(Data entries)
· · ·

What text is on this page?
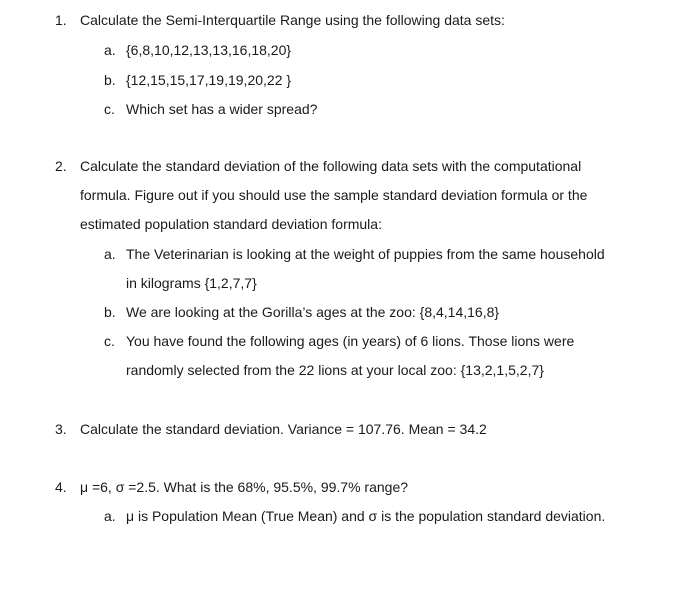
1. Calculate the Semi-Interquartile Range using the following data sets:
a. {6,8,10,12,13,13,16,18,20}
b. {12,15,15,17,19,19,20,22 }
c. Which set has a wider spread?
2. Calculate the standard deviation of the following data sets with the computational
formula. Figure out if you should use the sample standard deviation formula or the
estimated population standard deviation formula:
a. The Veterinarian is looking at the weight of puppies from the same household
in kilograms {1,2,7,7}
b. We are looking at the Gorilla’s ages at the zoo: {8,4,14,16,8}
c. You have found the following ages (in years) of 6 lions. Those lions were
randomly selected from the 22 lions at your local zoo: {13,2,1,5,2,7}
3. Calculate the standard deviation. Variance = 107.76. Mean = 34.2
4. μ =6, σ =2.5. What is the 68%, 95.5%, 99.7% range?
a. μ is Population Mean (True Mean) and σ is the population standard deviation.
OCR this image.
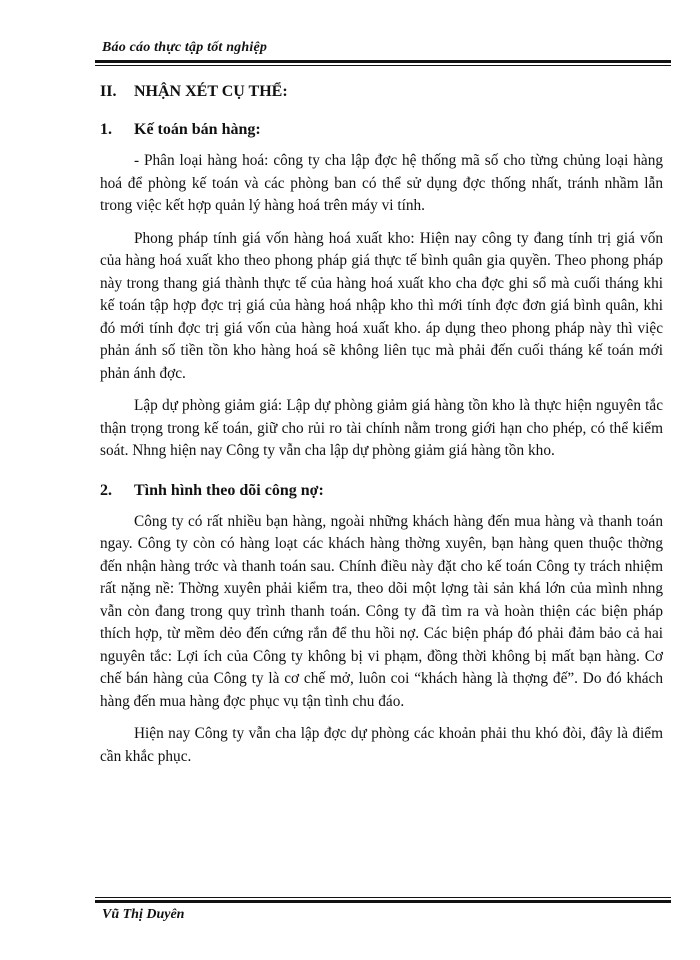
Báo cáo thực tập tốt nghiệp
II.	NHẬN XÉT CỤ THỂ:
1.	Kế toán bán hàng:

- Phân loại hàng hoá: công ty cha lập đợc hệ thống mã số cho từng chủng loại hàng hoá để phòng kế toán và các phòng ban có thể sử dụng đợc thống nhất, tránh nhầm lẫn trong việc kết hợp quản lý hàng hoá trên máy vi tính.

Phong pháp tính giá vốn hàng hoá xuất kho: Hiện nay công ty đang tính trị giá vốn của hàng hoá xuất kho theo phong pháp giá thực tế bình quân gia quyền. Theo phong pháp này trong thang giá thành thực tế của hàng hoá xuất kho cha đợc ghi sổ mà cuối tháng khi kế toán tập hợp đợc trị giá của hàng hoá nhập kho thì mới tính đợc đơn giá bình quân, khi đó mới tính đợc trị giá vốn của hàng hoá xuất kho. áp dụng theo phong pháp này thì việc phản ánh số tiền tồn kho hàng hoá sẽ không liên tục mà phải đến cuối tháng kế toán mới phản ánh đợc.

Lập dự phòng giảm giá: Lập dự phòng giảm giá hàng tồn kho là thực hiện nguyên tắc thận trọng trong kế toán, giữ cho rủi ro tài chính nằm trong giới hạn cho phép, có thể kiểm soát. Nhng hiện nay Công ty vẫn cha lập dự phòng giảm giá hàng tồn kho.

2.	Tình hình theo dõi công nợ:

Công ty có rất nhiều bạn hàng, ngoài những khách hàng đến mua hàng và thanh toán ngay. Công ty còn có hàng loạt các khách hàng thờng xuyên, bạn hàng quen thuộc thờng đến nhận hàng trớc và thanh toán sau. Chính điều này đặt cho kế toán Công ty trách nhiệm rất nặng nề: Thờng xuyên phải kiểm tra, theo dõi một lợng tài sản khá lớn của mình nhng vẫn còn đang trong quy trình thanh toán. Công ty đã tìm ra và hoàn thiện các biện pháp thích hợp, từ mềm dẻo đến cứng rắn để thu hồi nợ. Các biện pháp đó phải đảm bảo cả hai nguyên tắc: Lợi ích của Công ty không bị vi phạm, đồng thời không bị mất bạn hàng. Cơ chế bán hàng của Công ty là cơ chế mở, luôn coi “khách hàng là thợng đế”. Do đó khách hàng đến mua hàng đợc phục vụ tận tình chu đáo.

Hiện nay Công ty vẫn cha lập đợc dự phòng các khoản phải thu khó đòi, đây là điểm cần khắc phục.

Vũ Thị Duyên
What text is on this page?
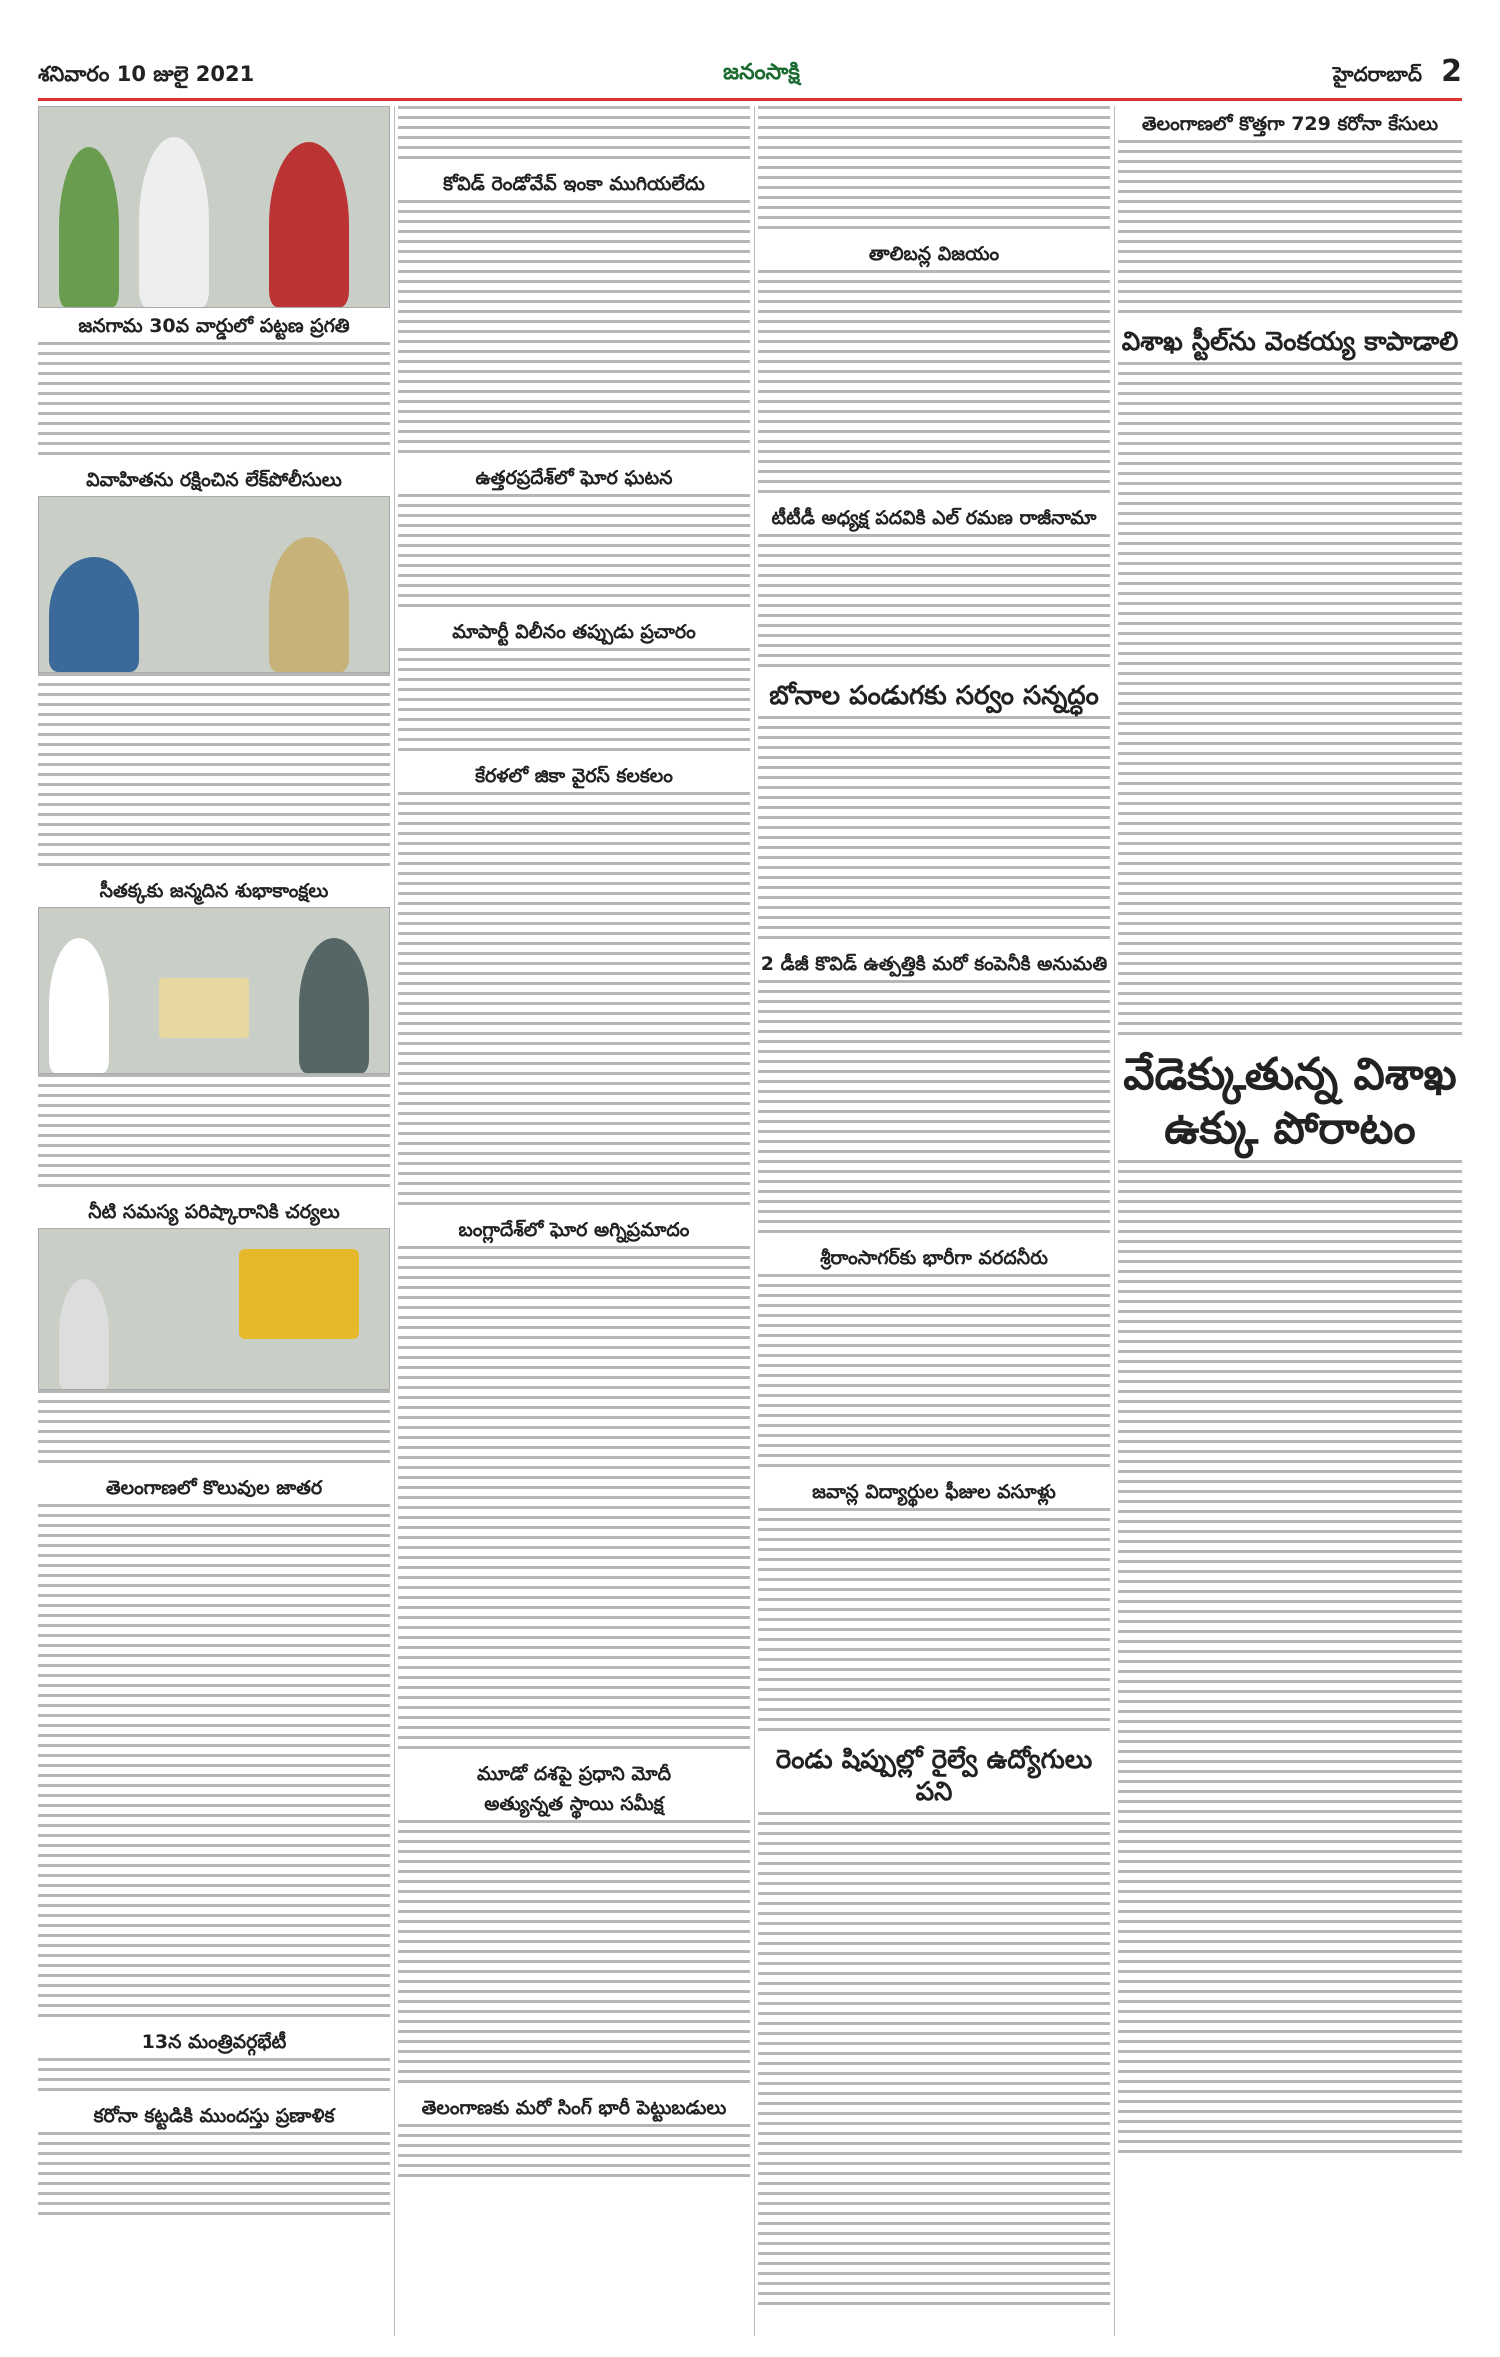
శనివారం 10 జులై 2021	జనంసాక్షి	హైదరాబాద్ 2
జనగామ 30వ వార్డులో పట్టణ ప్రగతి
వివాహితను రక్షించిన లేక్‌పోలీసులు
సీతక్కకు జన్మదిన శుభాకాంక్షలు
నీటి సమస్య పరిష్కారానికి చర్యలు
తెలంగాణలో కొలువుల జాతర
13న మంత్రివర్గభేటీ
కరోనా కట్టడికి ముందస్తు ప్రణాళిక
కోవిడ్ రెండోవేవ్ ఇంకా ముగియలేదు
ఉత్తరప్రదేశ్‌లో ఘోర ఘటన
మాపార్టీ విలీనం తప్పుడు ప్రచారం
కేరళలో జికా వైరస్ కలకలం
బంగ్లాదేశ్‌లో ఘోర అగ్నిప్రమాదం
మూడో దశపై ప్రధాని మోదీ
అత్యున్నత స్థాయి సమీక్ష
తెలంగాణకు మరో సింగ్ భారీ పెట్టుబడులు
తాలిబన్ల విజయం
టీటీడీ అధ్యక్ష పదవికి ఎల్ రమణ రాజీనామా
బోనాల పండుగకు సర్వం సన్నద్ధం
2 డీజీ కొవిడ్ ఉత్పత్తికి మరో కంపెనీకి అనుమతి
శ్రీరాంసాగర్‌కు భారీగా వరదనీరు
జవాన్ల విద్యార్థుల ఫీజుల వసూళ్లు
రెండు షిప్పుల్లో రైల్వే ఉద్యోగులు పని
తెలంగాణలో కొత్తగా 729 కరోనా కేసులు
విశాఖ స్టీల్‌ను వెంకయ్య కాపాడాలి
వేడెక్కుతున్న విశాఖ ఉక్కు పోరాటం
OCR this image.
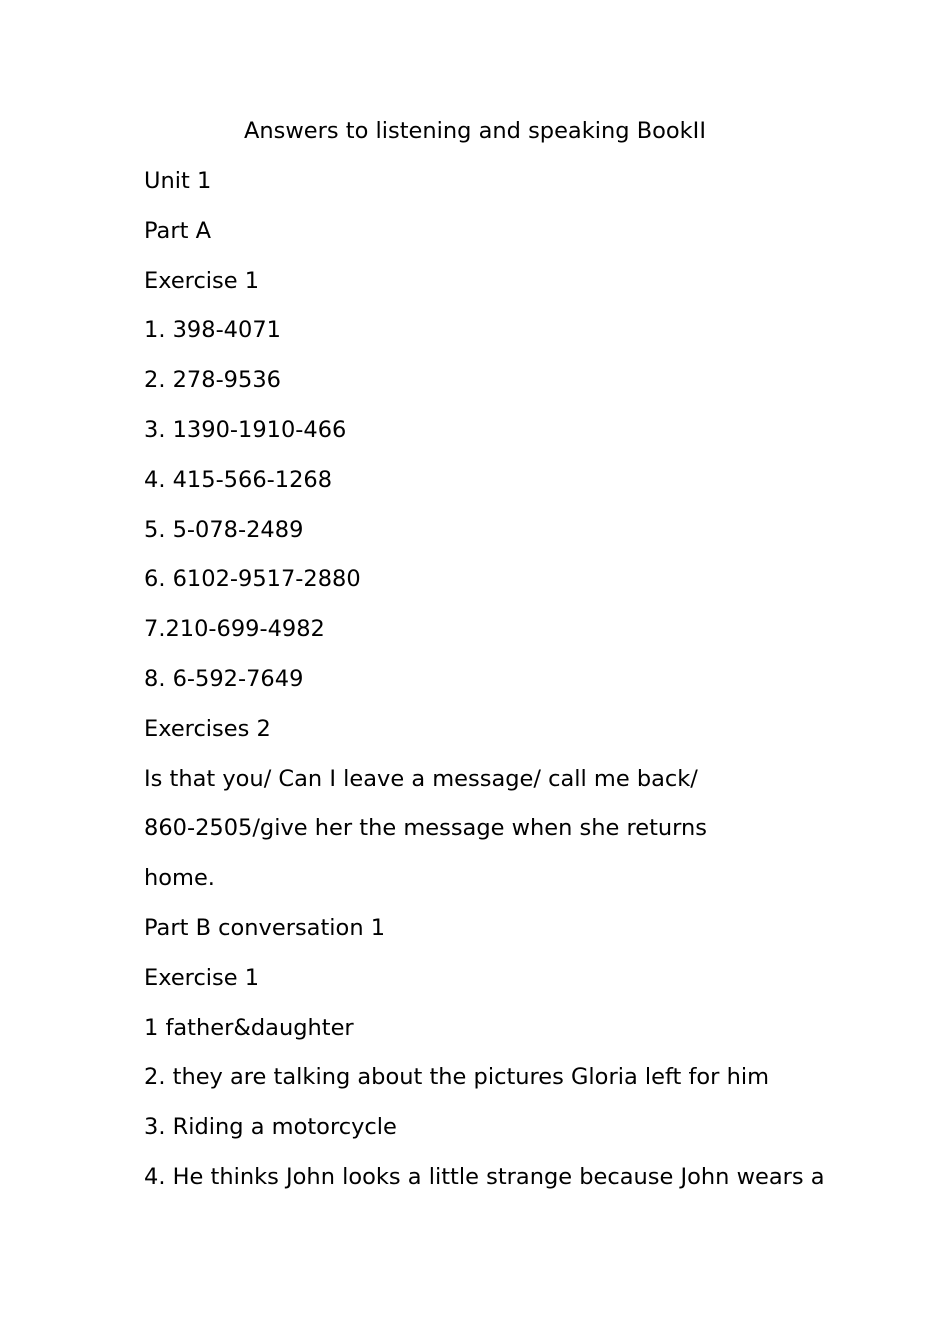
Answers to listening and speaking BookII
Unit 1
Part A
Exercise 1
1. 398-4071
2. 278-9536
3. 1390-1910-466
4. 415-566-1268
5. 5-078-2489
6. 6102-9517-2880
7.210-699-4982
8. 6-592-7649
Exercises 2
Is that you/ Can I leave a message/ call me back/
860-2505/give her the message when she returns
home.
Part B conversation 1
Exercise 1
1 father&daughter
2. they are talking about the pictures Gloria left for him
3. Riding a motorcycle
4. He thinks John looks a little strange because John wears a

· · ·

> Instruction: Reproduce the material above in full, exactly, with no images.

> Solution:
What text is on this page?
1. Calculate the Semi-Interquartile Range using the following data sets:
a. {6,8,10,12,13,13,16,18,20}
b. {12,15,15,17,19,19,20,22 }
c. Which set has a wider spread?
2. Calculate the standard deviation of the following data sets with the computational
formula. Figure out if you should use the sample standard deviation formula or the
estimated population standard deviation formula:
a. The Veterinarian is looking at the weight of puppies from the same household
in kilograms {1,2,7,7}
b. We are looking at the Gorilla’s ages at the zoo: {8,4,14,16,8}
c. You have found the following ages (in years) of 6 lions. Those lions were
randomly selected from the 22 lions at your local zoo: {13,2,1,5,2,7}
3. Calculate the standard deviation. Variance = 107.76. Mean = 34.2
4. μ =6, σ =2.5. What is the 68%, 95.5%, 99.7% range?
a. μ is Population Mean (True Mean) and σ is the population standard deviation.
OCR this image.
Báo cáo thực tập tốt nghiệp
II.	NHẬN XÉT CỤ THỂ:
1.	Kế toán bán hàng:

- Phân loại hàng hoá: công ty cha lập đợc hệ thống mã số cho từng chủng loại hàng hoá để phòng kế toán và các phòng ban có thể sử dụng đợc thống nhất, tránh nhầm lẫn trong việc kết hợp quản lý hàng hoá trên máy vi tính.

Phong pháp tính giá vốn hàng hoá xuất kho: Hiện nay công ty đang tính trị giá vốn của hàng hoá xuất kho theo phong pháp giá thực tế bình quân gia quyền. Theo phong pháp này trong thang giá thành thực tế của hàng hoá xuất kho cha đợc ghi sổ mà cuối tháng khi kế toán tập hợp đợc trị giá của hàng hoá nhập kho thì mới tính đợc đơn giá bình quân, khi đó mới tính đợc trị giá vốn của hàng hoá xuất kho. áp dụng theo phong pháp này thì việc phản ánh số tiền tồn kho hàng hoá sẽ không liên tục mà phải đến cuối tháng kế toán mới phản ánh đợc.

Lập dự phòng giảm giá: Lập dự phòng giảm giá hàng tồn kho là thực hiện nguyên tắc thận trọng trong kế toán, giữ cho rủi ro tài chính nằm trong giới hạn cho phép, có thể kiểm soát. Nhng hiện nay Công ty vẫn cha lập dự phòng giảm giá hàng tồn kho.

2.	Tình hình theo dõi công nợ:

Công ty có rất nhiều bạn hàng, ngoài những khách hàng đến mua hàng và thanh toán ngay. Công ty còn có hàng loạt các khách hàng thờng xuyên, bạn hàng quen thuộc thờng đến nhận hàng trớc và thanh toán sau. Chính điều này đặt cho kế toán Công ty trách nhiệm rất nặng nề: Thờng xuyên phải kiểm tra, theo dõi một lợng tài sản khá lớn của mình nhng vẫn còn đang trong quy trình thanh toán. Công ty đã tìm ra và hoàn thiện các biện pháp thích hợp, từ mềm dẻo đến cứng rắn để thu hồi nợ. Các biện pháp đó phải đảm bảo cả hai nguyên tắc: Lợi ích của Công ty không bị vi phạm, đồng thời không bị mất bạn hàng. Cơ chế bán hàng của Công ty là cơ chế mở, luôn coi “khách hàng là thợng đế”. Do đó khách hàng đến mua hàng đợc phục vụ tận tình chu đáo.

Hiện nay Công ty vẫn cha lập đợc dự phòng các khoản phải thu khó đòi, đây là điểm cần khắc phục.

Vũ Thị Duyên
What text is on this page?
శనివారం 10 జులై 2021	జనంసాక్షి	హైదరాబాద్ 2
జనగామ 30వ వార్డులో పట్టణ ప్రగతి
వివాహితను రక్షించిన లేక్‌పోలీసులు
సీతక్కకు జన్మదిన శుభాకాంక్షలు
నీటి సమస్య పరిష్కారానికి చర్యలు
తెలంగాణలో కొలువుల జాతర
13న మంత్రివర్గభేటీ
కరోనా కట్టడికి ముందస్తు ప్రణాళిక
కోవిడ్ రెండోవేవ్ ఇంకా ముగియలేదు
ఉత్తరప్రదేశ్‌లో ఘోర ఘటన
మాపార్టీ విలీనం తప్పుడు ప్రచారం
కేరళలో జికా వైరస్ కలకలం
బంగ్లాదేశ్‌లో ఘోర అగ్నిప్రమాదం
మూడో దశపై ప్రధాని మోదీ
అత్యున్నత స్థాయి సమీక్ష
తెలంగాణకు మరో సింగ్ భారీ పెట్టుబడులు
తాలిబన్ల విజయం
టీటీడీ అధ్యక్ష పదవికి ఎల్ రమణ రాజీనామా
బోనాల పండుగకు సర్వం సన్నద్ధం
2 డీజీ కొవిడ్ ఉత్పత్తికి మరో కంపెనీకి అనుమతి
శ్రీరాంసాగర్‌కు భారీగా వరదనీరు
జవాన్ల విద్యార్థుల ఫీజుల వసూళ్లు
రెండు షిప్పుల్లో రైల్వే ఉద్యోగులు పని
తెలంగాణలో కొత్తగా 729 కరోనా కేసులు
విశాఖ స్టీల్‌ను వెంకయ్య కాపాడాలి
వేడెక్కుతున్న విశాఖ ఉక్కు పోరాటం
OCR this image.
Answers to listening and speaking BookII
Unit 1
Part A
Exercise 1
1. 398-4071
2. 278-9536
3. 1390-1910-466
4. 415-566-1268
5. 5-078-2489
6. 6102-9517-2880
7.210-699-4982
8. 6-592-7649
Exercises 2
Is that you/ Can I leave a message/ call me back/
860-2505/give her the message when she returns
home.
Part B conversation 1
Exercise 1
1 father&daughter
2. they are talking about the pictures Gloria left for him
3. Riding a motorcycle
4. He thinks John looks a little strange because John wears a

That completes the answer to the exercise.